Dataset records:
•••

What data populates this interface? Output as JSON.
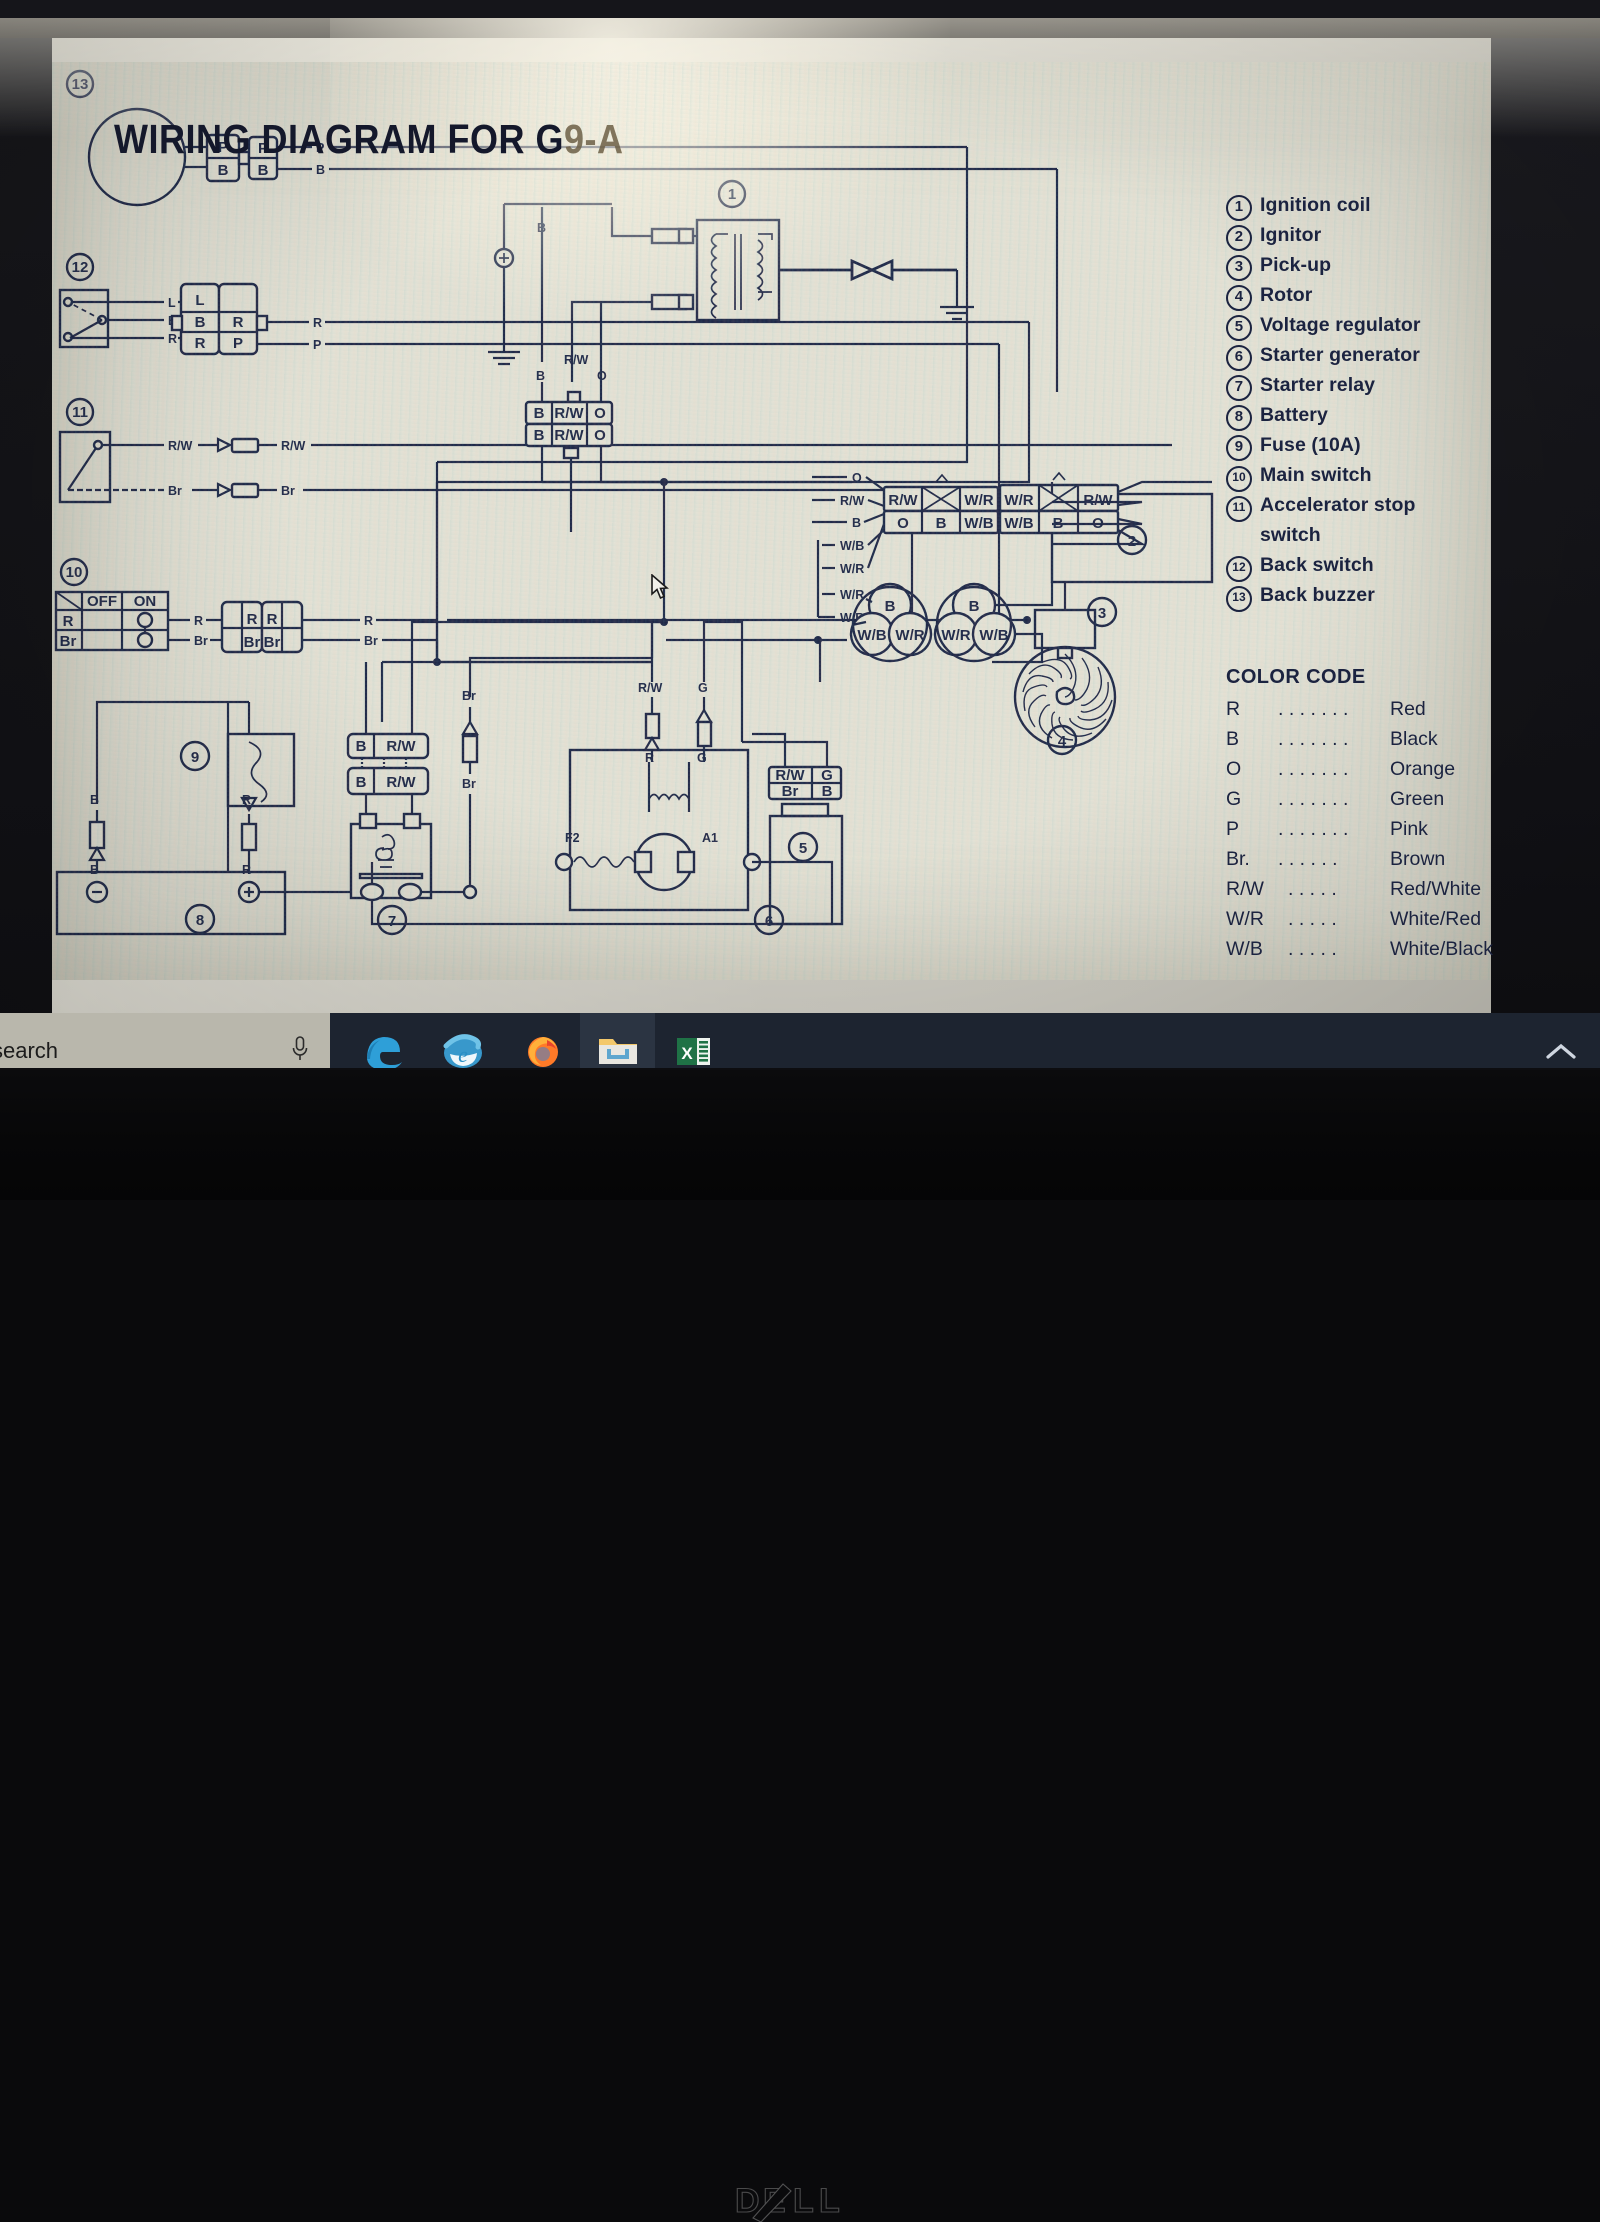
{
  "document": {
    "title_main": "WIRING DIAGRAM FOR G",
    "title_tail": "9-A",
    "title_full": "WIRING DIAGRAM FOR G9-A"
  },
  "legend": {
    "items": [
      {
        "num": "1",
        "label": "Ignition coil"
      },
      {
        "num": "2",
        "label": "Ignitor"
      },
      {
        "num": "3",
        "label": "Pick-up"
      },
      {
        "num": "4",
        "label": "Rotor"
      },
      {
        "num": "5",
        "label": "Voltage regulator"
      },
      {
        "num": "6",
        "label": "Starter generator"
      },
      {
        "num": "7",
        "label": "Starter relay"
      },
      {
        "num": "8",
        "label": "Battery"
      },
      {
        "num": "9",
        "label": "Fuse (10A)"
      },
      {
        "num": "10",
        "label": "Main switch"
      },
      {
        "num": "11",
        "label": "Accelerator stop"
      },
      {
        "num": "12",
        "label": "Back switch"
      },
      {
        "num": "13",
        "label": "Back buzzer"
      }
    ],
    "continuation_line": "switch"
  },
  "color_code": {
    "heading": "COLOR CODE",
    "rows": [
      {
        "code": "R",
        "dots": ". . . . . . .",
        "name": "Red"
      },
      {
        "code": "B",
        "dots": ". . . . . . .",
        "name": "Black"
      },
      {
        "code": "O",
        "dots": ". . . . . . .",
        "name": "Orange"
      },
      {
        "code": "G",
        "dots": ". . . . . . .",
        "name": "Green"
      },
      {
        "code": "P",
        "dots": ". . . . . . .",
        "name": "Pink"
      },
      {
        "code": "Br.",
        "dots": ". . . . . .",
        "name": "Brown"
      },
      {
        "code": "R/W",
        "dots": ". . . . .",
        "name": "Red/White"
      },
      {
        "code": "W/R",
        "dots": ". . . . .",
        "name": "White/Red"
      },
      {
        "code": "W/B",
        "dots": ". . . . .",
        "name": "White/Black"
      }
    ]
  },
  "diagram": {
    "callouts": [
      "1",
      "2",
      "3",
      "4",
      "5",
      "6",
      "7",
      "8",
      "9",
      "10",
      "11",
      "12",
      "13"
    ],
    "back_buzzer": {
      "connector_left": [
        "P",
        "B"
      ],
      "connector_right": [
        "P",
        "B"
      ],
      "wires": [
        "P",
        "B"
      ]
    },
    "back_switch": {
      "terminals": [
        "L",
        "B",
        "R"
      ],
      "connector_left": [
        "L",
        "B",
        "R"
      ],
      "connector_right": [
        "R",
        "P"
      ],
      "wires": [
        "R",
        "P"
      ]
    },
    "accel_stop_switch": {
      "wires_in": [
        "R/W",
        "Br"
      ],
      "wires_out": [
        "R/W",
        "Br"
      ]
    },
    "main_switch": {
      "table_headers": [
        "",
        "OFF",
        "ON"
      ],
      "table_rows": [
        {
          "label": "R",
          "off": "",
          "on": "○"
        },
        {
          "label": "Br",
          "off": "",
          "on": "○"
        }
      ],
      "connector_left": [
        "R",
        "Br"
      ],
      "connector_right": [
        "R",
        "Br"
      ],
      "wires": [
        "R",
        "Br"
      ]
    },
    "ignition_coil": {
      "ground_label": "B",
      "wires": [
        "B",
        "O"
      ],
      "coil_wire": "R/W",
      "connector_top": [
        "B",
        "R/W",
        "O"
      ],
      "connector_bottom": [
        "B",
        "R/W",
        "O"
      ]
    },
    "ignitor": {
      "wire_labels_left": [
        "O",
        "R/W",
        "B",
        "W/B",
        "W/R"
      ],
      "connector_a_top": [
        "R/W",
        "×",
        "W/R"
      ],
      "connector_a_bottom": [
        "O",
        "B",
        "W/B"
      ],
      "connector_b_top": [
        "W/R",
        "×",
        "R/W"
      ],
      "connector_b_bottom": [
        "W/B",
        "B",
        "O"
      ]
    },
    "pickup": {
      "wire_labels": [
        "W/R",
        "W/B",
        "B"
      ],
      "left_cluster": {
        "top": "B",
        "bottom": [
          "W/B",
          "W/R"
        ]
      },
      "right_cluster": {
        "top": "B",
        "bottom": [
          "W/R",
          "W/B"
        ]
      }
    },
    "fuse": {
      "wires": [
        "B",
        "R"
      ],
      "wires_lower": [
        "B",
        "R"
      ]
    },
    "starter_relay": {
      "connector_top": [
        "B",
        "R/W"
      ],
      "connector_bottom": [
        "B",
        "R/W"
      ],
      "wire_side": "Br",
      "wire_side_lower": "Br"
    },
    "starter_generator": {
      "terminal_left": "F2",
      "terminal_right": "A1",
      "field_wires": [
        "R/W",
        "G"
      ],
      "field_wires_lower": [
        "R",
        "G"
      ]
    },
    "voltage_regulator": {
      "connector_top": [
        "R/W",
        "G"
      ],
      "connector_bottom": [
        "Br",
        "B"
      ]
    },
    "battery": {
      "neg": "−",
      "pos": "+"
    }
  },
  "taskbar": {
    "search_text": "search",
    "icons": [
      {
        "name": "microphone-icon",
        "label": "Microphone"
      },
      {
        "name": "edge-icon",
        "label": "Microsoft Edge"
      },
      {
        "name": "internet-explorer-icon",
        "label": "Internet Explorer"
      },
      {
        "name": "firefox-icon",
        "label": "Mozilla Firefox"
      },
      {
        "name": "file-explorer-icon",
        "label": "File Explorer"
      },
      {
        "name": "excel-icon",
        "label": "Microsoft Excel"
      }
    ],
    "tray_chevron": "∧"
  },
  "hardware": {
    "brand": "DELL"
  },
  "colors": {
    "ink": "#1b2340",
    "paper": "#e4e2d6",
    "taskbar": "#1d2430",
    "search_bg": "#b9b7ac",
    "accent_blue": "#4aa3e0",
    "title_fade": "#6d6046"
  }
}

•••

# [TASK TO CARRY OUT]
Give the data again exactly as written, with all pictures left out.

# [TASK SOLUTION]
What data populates this interface? Output as JSON.
{
  "document": {
    "title_main": "WIRING DIAGRAM FOR G",
    "title_tail": "9-A",
    "title_full": "WIRING DIAGRAM FOR G9-A"
  },
  "legend": {
    "items": [
      {
        "num": "1",
        "label": "Ignition coil"
      },
      {
        "num": "2",
        "label": "Ignitor"
      },
      {
        "num": "3",
        "label": "Pick-up"
      },
      {
        "num": "4",
        "label": "Rotor"
      },
      {
        "num": "5",
        "label": "Voltage regulator"
      },
      {
        "num": "6",
        "label": "Starter generator"
      },
      {
        "num": "7",
        "label": "Starter relay"
      },
      {
        "num": "8",
        "label": "Battery"
      },
      {
        "num": "9",
        "label": "Fuse (10A)"
      },
      {
        "num": "10",
        "label": "Main switch"
      },
      {
        "num": "11",
        "label": "Accelerator stop"
      },
      {
        "num": "12",
        "label": "Back switch"
      },
      {
        "num": "13",
        "label": "Back buzzer"
      }
    ],
    "continuation_line": "switch"
  },
  "color_code": {
    "heading": "COLOR CODE",
    "rows": [
      {
        "code": "R",
        "dots": ". . . . . . .",
        "name": "Red"
      },
      {
        "code": "B",
        "dots": ". . . . . . .",
        "name": "Black"
      },
      {
        "code": "O",
        "dots": ". . . . . . .",
        "name": "Orange"
      },
      {
        "code": "G",
        "dots": ". . . . . . .",
        "name": "Green"
      },
      {
        "code": "P",
        "dots": ". . . . . . .",
        "name": "Pink"
      },
      {
        "code": "Br.",
        "dots": ". . . . . .",
        "name": "Brown"
      },
      {
        "code": "R/W",
        "dots": ". . . . .",
        "name": "Red/White"
      },
      {
        "code": "W/R",
        "dots": ". . . . .",
        "name": "White/Red"
      },
      {
        "code": "W/B",
        "dots": ". . . . .",
        "name": "White/Black"
      }
    ]
  },
  "diagram": {
    "callouts": [
      "1",
      "2",
      "3",
      "4",
      "5",
      "6",
      "7",
      "8",
      "9",
      "10",
      "11",
      "12",
      "13"
    ],
    "back_buzzer": {
      "connector_left": [
        "P",
        "B"
      ],
      "connector_right": [
        "P",
        "B"
      ],
      "wires": [
        "P",
        "B"
      ]
    },
    "back_switch": {
      "terminals": [
        "L",
        "B",
        "R"
      ],
      "connector_left": [
        "L",
        "B",
        "R"
      ],
      "connector_right": [
        "R",
        "P"
      ],
      "wires": [
        "R",
        "P"
      ]
    },
    "accel_stop_switch": {
      "wires_in": [
        "R/W",
        "Br"
      ],
      "wires_out": [
        "R/W",
        "Br"
      ]
    },
    "main_switch": {
      "table_headers": [
        "",
        "OFF",
        "ON"
      ],
      "table_rows": [
        {
          "label": "R",
          "off": "",
          "on": "○"
        },
        {
          "label": "Br",
          "off": "",
          "on": "○"
        }
      ],
      "connector_left": [
        "R",
        "Br"
      ],
      "connector_right": [
        "R",
        "Br"
      ],
      "wires": [
        "R",
        "Br"
      ]
    },
    "ignition_coil": {
      "ground_label": "B",
      "wires": [
        "B",
        "O"
      ],
      "coil_wire": "R/W",
      "connector_top": [
        "B",
        "R/W",
        "O"
      ],
      "connector_bottom": [
        "B",
        "R/W",
        "O"
      ]
    },
    "ignitor": {
      "wire_labels_left": [
        "O",
        "R/W",
        "B",
        "W/B",
        "W/R"
      ],
      "connector_a_top": [
        "R/W",
        "×",
        "W/R"
      ],
      "connector_a_bottom": [
        "O",
        "B",
        "W/B"
      ],
      "connector_b_top": [
        "W/R",
        "×",
        "R/W"
      ],
      "connector_b_bottom": [
        "W/B",
        "B",
        "O"
      ]
    },
    "pickup": {
      "wire_labels": [
        "W/R",
        "W/B",
        "B"
      ],
      "left_cluster": {
        "top": "B",
        "bottom": [
          "W/B",
          "W/R"
        ]
      },
      "right_cluster": {
        "top": "B",
        "bottom": [
          "W/R",
          "W/B"
        ]
      }
    },
    "fuse": {
      "wires": [
        "B",
        "R"
      ],
      "wires_lower": [
        "B",
        "R"
      ]
    },
    "starter_relay": {
      "connector_top": [
        "B",
        "R/W"
      ],
      "connector_bottom": [
        "B",
        "R/W"
      ],
      "wire_side": "Br",
      "wire_side_lower": "Br"
    },
    "starter_generator": {
      "terminal_left": "F2",
      "terminal_right": "A1",
      "field_wires": [
        "R/W",
        "G"
      ],
      "field_wires_lower": [
        "R",
        "G"
      ]
    },
    "voltage_regulator": {
      "connector_top": [
        "R/W",
        "G"
      ],
      "connector_bottom": [
        "Br",
        "B"
      ]
    },
    "battery": {
      "neg": "−",
      "pos": "+"
    }
  },
  "taskbar": {
    "search_text": "search",
    "icons": [
      {
        "name": "microphone-icon",
        "label": "Microphone"
      },
      {
        "name": "edge-icon",
        "label": "Microsoft Edge"
      },
      {
        "name": "internet-explorer-icon",
        "label": "Internet Explorer"
      },
      {
        "name": "firefox-icon",
        "label": "Mozilla Firefox"
      },
      {
        "name": "file-explorer-icon",
        "label": "File Explorer"
      },
      {
        "name": "excel-icon",
        "label": "Microsoft Excel"
      }
    ],
    "tray_chevron": "∧"
  },
  "hardware": {
    "brand": "DELL"
  },
  "colors": {
    "ink": "#1b2340",
    "paper": "#e4e2d6",
    "taskbar": "#1d2430",
    "search_bg": "#b9b7ac",
    "accent_blue": "#4aa3e0",
    "title_fade": "#6d6046"
  }
}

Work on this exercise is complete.